--- SUPPLIED MATERIAL ---

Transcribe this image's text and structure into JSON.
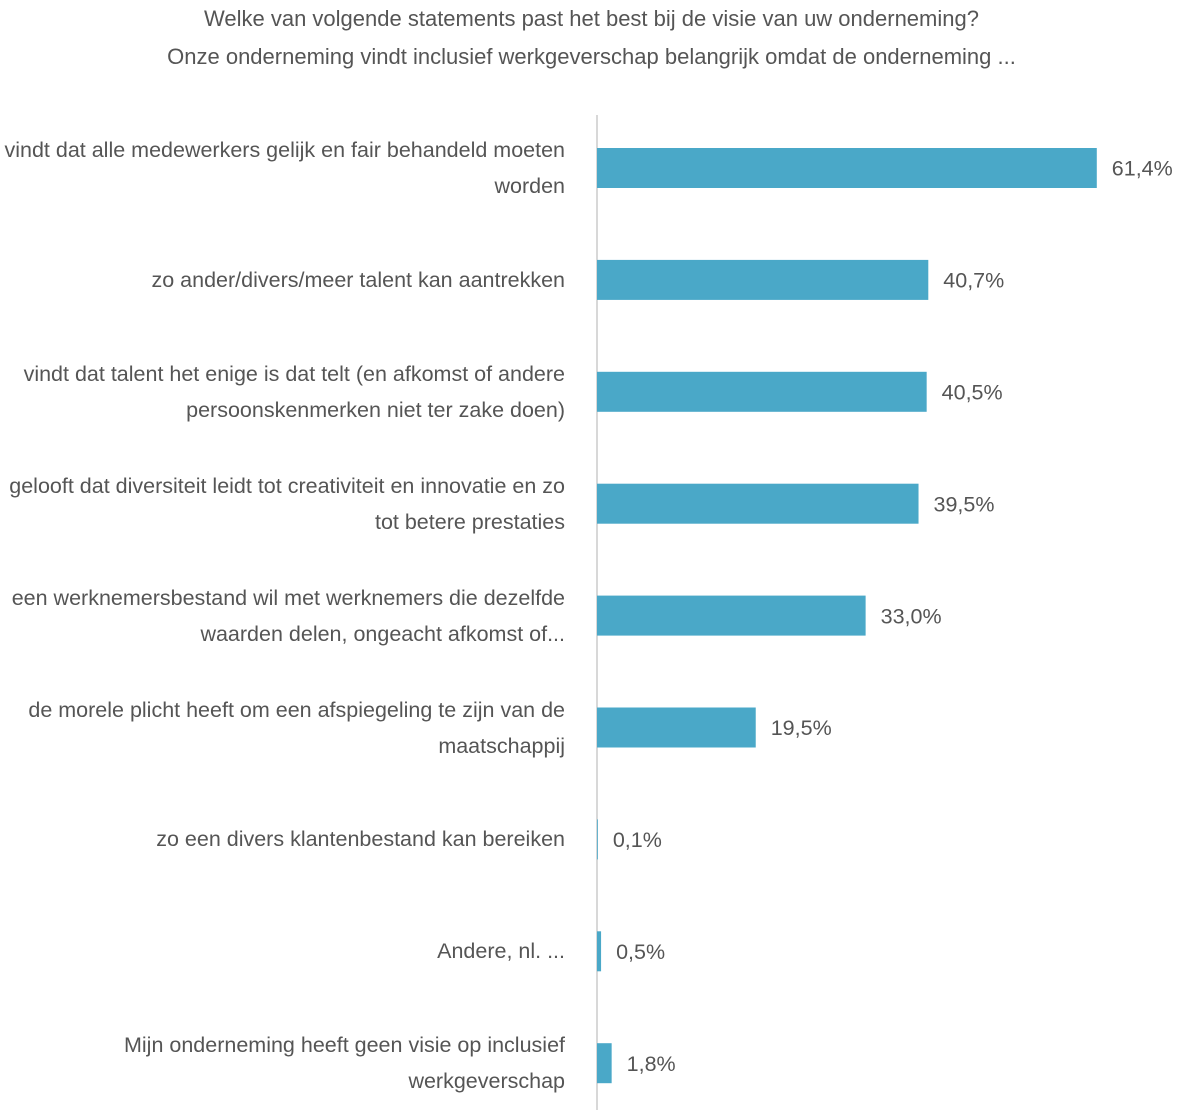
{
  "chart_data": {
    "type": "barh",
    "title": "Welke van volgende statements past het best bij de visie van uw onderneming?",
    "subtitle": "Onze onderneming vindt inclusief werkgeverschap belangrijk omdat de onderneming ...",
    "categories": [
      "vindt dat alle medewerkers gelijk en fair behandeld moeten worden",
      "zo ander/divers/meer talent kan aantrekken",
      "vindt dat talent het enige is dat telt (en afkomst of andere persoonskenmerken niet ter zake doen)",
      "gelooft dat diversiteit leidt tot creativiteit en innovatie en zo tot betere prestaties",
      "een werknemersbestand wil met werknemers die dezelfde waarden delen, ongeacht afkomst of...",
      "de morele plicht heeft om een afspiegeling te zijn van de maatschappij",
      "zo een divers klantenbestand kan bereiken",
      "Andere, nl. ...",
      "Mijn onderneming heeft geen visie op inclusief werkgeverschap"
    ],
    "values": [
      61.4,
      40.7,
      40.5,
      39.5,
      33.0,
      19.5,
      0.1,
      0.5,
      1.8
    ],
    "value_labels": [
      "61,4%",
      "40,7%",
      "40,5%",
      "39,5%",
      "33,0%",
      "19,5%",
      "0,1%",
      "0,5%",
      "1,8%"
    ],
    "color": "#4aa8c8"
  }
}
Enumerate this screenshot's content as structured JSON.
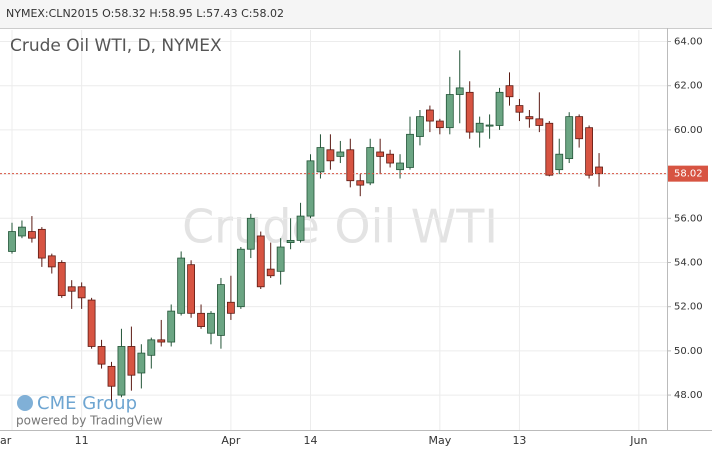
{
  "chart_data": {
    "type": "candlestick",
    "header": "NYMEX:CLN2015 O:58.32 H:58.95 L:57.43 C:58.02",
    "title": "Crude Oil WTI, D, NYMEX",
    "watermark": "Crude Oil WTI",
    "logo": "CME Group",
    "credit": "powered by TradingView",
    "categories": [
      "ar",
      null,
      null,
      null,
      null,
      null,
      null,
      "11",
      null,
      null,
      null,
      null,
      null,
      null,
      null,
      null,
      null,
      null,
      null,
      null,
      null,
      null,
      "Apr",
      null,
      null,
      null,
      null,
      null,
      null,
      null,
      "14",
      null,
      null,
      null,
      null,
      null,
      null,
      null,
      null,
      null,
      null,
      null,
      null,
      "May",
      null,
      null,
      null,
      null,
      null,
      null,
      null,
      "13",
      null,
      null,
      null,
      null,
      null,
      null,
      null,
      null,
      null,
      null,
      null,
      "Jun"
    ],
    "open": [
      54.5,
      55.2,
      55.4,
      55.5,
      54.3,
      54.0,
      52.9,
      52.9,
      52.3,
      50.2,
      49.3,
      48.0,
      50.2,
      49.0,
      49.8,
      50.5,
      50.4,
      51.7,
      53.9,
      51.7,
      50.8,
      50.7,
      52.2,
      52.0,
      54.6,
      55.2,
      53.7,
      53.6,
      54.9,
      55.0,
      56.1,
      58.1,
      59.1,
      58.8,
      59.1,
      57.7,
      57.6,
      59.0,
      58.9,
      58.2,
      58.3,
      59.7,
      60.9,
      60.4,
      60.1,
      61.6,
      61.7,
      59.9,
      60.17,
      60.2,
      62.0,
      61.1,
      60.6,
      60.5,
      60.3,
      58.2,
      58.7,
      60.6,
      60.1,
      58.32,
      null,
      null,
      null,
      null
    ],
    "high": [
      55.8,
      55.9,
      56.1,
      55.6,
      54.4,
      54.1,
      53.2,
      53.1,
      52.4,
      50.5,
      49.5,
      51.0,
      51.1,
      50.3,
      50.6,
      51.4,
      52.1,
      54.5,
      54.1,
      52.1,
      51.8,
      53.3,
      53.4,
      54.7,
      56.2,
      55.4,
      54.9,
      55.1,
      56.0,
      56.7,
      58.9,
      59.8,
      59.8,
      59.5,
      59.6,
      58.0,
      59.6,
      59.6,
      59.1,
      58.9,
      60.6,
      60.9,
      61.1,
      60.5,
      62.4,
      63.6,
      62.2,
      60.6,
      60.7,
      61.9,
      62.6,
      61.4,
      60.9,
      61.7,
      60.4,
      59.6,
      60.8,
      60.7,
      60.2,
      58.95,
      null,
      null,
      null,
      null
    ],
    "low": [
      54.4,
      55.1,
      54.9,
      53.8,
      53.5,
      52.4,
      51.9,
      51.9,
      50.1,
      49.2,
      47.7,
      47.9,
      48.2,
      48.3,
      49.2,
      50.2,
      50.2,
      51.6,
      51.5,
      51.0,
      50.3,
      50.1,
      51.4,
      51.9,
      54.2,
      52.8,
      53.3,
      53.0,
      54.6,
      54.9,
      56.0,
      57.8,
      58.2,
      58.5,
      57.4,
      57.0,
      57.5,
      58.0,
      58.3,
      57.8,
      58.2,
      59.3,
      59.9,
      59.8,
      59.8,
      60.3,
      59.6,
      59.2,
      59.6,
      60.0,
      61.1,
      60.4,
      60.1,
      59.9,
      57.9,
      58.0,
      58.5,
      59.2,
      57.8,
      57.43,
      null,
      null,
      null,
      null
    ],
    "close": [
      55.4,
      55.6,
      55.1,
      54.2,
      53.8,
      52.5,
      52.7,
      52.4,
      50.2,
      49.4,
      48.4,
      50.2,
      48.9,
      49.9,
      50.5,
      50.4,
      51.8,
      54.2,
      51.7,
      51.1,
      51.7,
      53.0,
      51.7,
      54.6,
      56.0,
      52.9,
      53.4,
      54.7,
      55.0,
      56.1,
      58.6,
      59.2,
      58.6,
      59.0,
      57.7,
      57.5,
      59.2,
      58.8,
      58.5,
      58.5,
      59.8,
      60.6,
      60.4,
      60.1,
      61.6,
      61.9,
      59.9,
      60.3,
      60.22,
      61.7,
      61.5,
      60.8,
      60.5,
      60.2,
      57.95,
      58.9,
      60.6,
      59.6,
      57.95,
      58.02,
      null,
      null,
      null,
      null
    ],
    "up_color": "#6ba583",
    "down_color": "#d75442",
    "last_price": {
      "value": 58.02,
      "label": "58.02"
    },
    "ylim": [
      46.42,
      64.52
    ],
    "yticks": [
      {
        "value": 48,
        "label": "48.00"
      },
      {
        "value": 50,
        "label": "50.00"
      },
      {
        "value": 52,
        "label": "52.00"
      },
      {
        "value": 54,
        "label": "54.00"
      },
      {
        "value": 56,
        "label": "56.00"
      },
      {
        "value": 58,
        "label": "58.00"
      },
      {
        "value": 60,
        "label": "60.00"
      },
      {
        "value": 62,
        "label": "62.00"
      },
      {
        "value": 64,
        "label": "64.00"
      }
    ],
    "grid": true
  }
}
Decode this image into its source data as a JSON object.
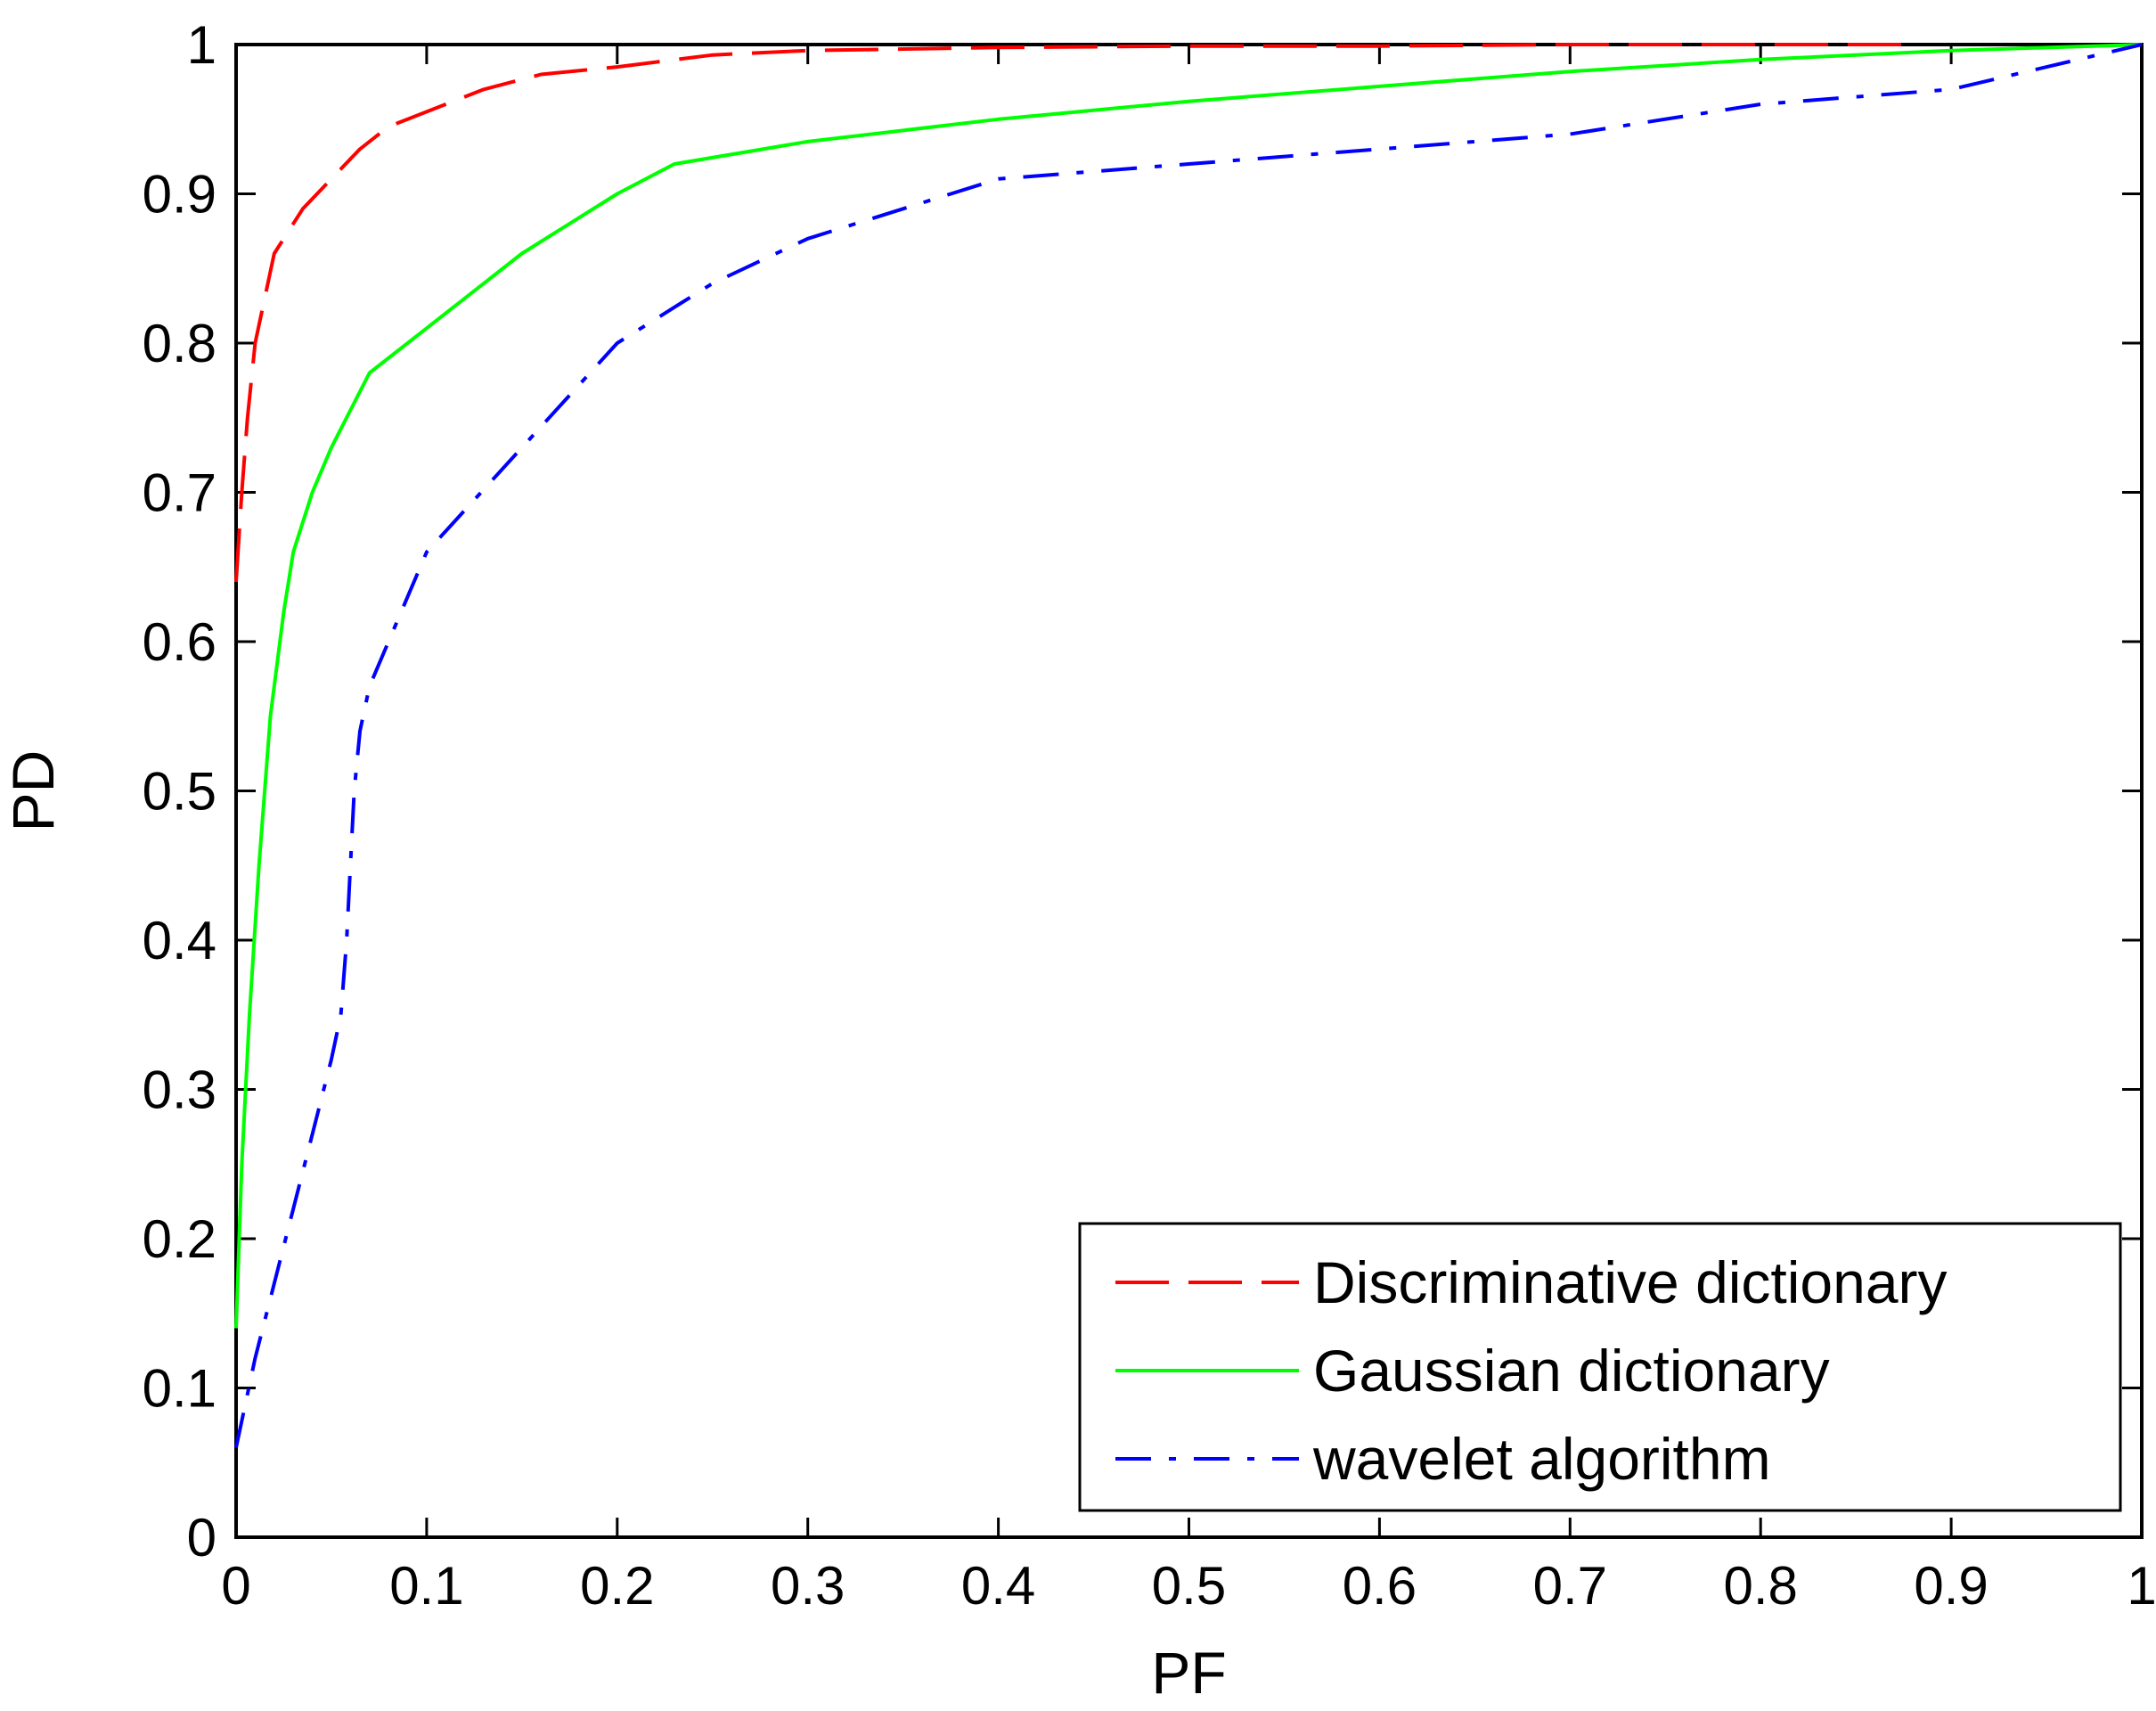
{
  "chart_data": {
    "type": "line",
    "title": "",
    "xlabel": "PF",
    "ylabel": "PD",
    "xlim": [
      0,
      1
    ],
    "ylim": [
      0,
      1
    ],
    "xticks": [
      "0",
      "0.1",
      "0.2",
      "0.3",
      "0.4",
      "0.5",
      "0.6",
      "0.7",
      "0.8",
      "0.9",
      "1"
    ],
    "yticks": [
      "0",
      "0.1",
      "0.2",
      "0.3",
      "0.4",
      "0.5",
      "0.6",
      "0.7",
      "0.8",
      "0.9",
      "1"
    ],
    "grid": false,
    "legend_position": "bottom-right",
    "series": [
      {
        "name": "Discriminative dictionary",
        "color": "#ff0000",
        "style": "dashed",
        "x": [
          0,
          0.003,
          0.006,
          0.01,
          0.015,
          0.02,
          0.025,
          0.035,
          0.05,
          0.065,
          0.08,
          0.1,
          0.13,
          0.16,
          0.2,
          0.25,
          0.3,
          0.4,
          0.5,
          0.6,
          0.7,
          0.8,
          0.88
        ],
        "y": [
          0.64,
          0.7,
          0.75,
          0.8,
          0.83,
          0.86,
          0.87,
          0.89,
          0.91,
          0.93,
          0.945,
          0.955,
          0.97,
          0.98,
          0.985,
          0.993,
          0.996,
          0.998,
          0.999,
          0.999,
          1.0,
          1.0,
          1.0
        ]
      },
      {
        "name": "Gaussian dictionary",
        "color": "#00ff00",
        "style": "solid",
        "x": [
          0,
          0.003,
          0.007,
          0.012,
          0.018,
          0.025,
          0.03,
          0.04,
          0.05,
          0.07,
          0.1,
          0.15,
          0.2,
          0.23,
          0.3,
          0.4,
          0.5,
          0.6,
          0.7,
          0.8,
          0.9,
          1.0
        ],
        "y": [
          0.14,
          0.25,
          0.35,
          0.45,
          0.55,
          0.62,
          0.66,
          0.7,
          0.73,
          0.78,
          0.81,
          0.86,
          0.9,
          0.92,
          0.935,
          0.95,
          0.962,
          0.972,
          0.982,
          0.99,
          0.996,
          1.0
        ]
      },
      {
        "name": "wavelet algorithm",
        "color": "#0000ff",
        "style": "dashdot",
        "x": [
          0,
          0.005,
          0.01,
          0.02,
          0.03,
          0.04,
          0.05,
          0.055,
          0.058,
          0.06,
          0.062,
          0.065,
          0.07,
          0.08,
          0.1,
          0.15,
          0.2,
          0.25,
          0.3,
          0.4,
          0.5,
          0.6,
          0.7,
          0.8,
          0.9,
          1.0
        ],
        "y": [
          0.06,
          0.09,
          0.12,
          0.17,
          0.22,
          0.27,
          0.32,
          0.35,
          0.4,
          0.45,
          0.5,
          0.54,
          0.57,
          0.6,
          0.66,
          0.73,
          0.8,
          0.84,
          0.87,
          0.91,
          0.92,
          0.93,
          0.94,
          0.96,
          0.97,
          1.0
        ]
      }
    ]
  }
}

---

◆ **WHAT IS NEEDED**
Copy each line of the records containing the string "into".

◆ **RESPONSE TO THIS TASK**
Transcribe this image's text and structure into JSON.
Decode this image into its source data as a JSON object.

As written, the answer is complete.